* SET PROBLEM: Present each line of the entries below that holds the word "sample".

* EXERCISE INPUTS:
____
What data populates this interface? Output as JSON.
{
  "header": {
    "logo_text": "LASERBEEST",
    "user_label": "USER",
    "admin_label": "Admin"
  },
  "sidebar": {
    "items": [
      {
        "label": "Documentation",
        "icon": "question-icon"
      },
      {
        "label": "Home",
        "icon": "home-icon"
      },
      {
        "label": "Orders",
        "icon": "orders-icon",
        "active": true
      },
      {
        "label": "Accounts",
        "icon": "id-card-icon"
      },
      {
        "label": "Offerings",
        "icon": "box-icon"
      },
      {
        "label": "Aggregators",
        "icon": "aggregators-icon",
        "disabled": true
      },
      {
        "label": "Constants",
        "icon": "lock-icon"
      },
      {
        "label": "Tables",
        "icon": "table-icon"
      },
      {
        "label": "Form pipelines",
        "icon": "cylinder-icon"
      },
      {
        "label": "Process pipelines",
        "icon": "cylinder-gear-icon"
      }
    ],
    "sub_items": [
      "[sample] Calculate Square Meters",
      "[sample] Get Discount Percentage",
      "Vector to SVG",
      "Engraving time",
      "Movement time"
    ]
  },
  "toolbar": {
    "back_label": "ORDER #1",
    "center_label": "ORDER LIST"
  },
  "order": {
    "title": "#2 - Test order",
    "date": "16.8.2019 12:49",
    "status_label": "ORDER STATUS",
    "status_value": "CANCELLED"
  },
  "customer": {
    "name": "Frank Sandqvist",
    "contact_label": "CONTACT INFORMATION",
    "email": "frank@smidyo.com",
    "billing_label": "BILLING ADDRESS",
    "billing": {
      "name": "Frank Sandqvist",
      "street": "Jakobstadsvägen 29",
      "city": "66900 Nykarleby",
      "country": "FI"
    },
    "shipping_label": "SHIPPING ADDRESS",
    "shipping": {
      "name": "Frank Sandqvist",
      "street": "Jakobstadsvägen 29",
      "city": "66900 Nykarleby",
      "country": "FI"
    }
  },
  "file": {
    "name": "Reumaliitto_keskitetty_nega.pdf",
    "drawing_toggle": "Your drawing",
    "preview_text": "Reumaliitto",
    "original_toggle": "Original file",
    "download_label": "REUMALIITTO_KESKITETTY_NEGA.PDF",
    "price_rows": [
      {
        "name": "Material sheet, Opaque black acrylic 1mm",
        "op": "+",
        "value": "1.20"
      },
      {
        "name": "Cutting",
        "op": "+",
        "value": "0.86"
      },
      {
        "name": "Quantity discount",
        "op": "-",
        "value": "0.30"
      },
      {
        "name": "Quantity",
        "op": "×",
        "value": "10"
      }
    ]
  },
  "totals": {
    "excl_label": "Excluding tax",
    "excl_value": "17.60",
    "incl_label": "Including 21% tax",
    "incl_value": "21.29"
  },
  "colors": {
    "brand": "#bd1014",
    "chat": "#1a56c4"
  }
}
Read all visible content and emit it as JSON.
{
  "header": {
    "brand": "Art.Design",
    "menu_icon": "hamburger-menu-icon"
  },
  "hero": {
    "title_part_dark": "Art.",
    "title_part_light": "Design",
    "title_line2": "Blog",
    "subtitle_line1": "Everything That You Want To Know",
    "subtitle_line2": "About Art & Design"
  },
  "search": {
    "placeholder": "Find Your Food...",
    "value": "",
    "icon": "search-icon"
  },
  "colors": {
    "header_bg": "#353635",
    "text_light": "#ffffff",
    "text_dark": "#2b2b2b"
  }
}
____
* RESPONSE FOR THIS EXERCISE:
      "[sample] Calculate Square Meters",
      "[sample] Get Discount Percentage",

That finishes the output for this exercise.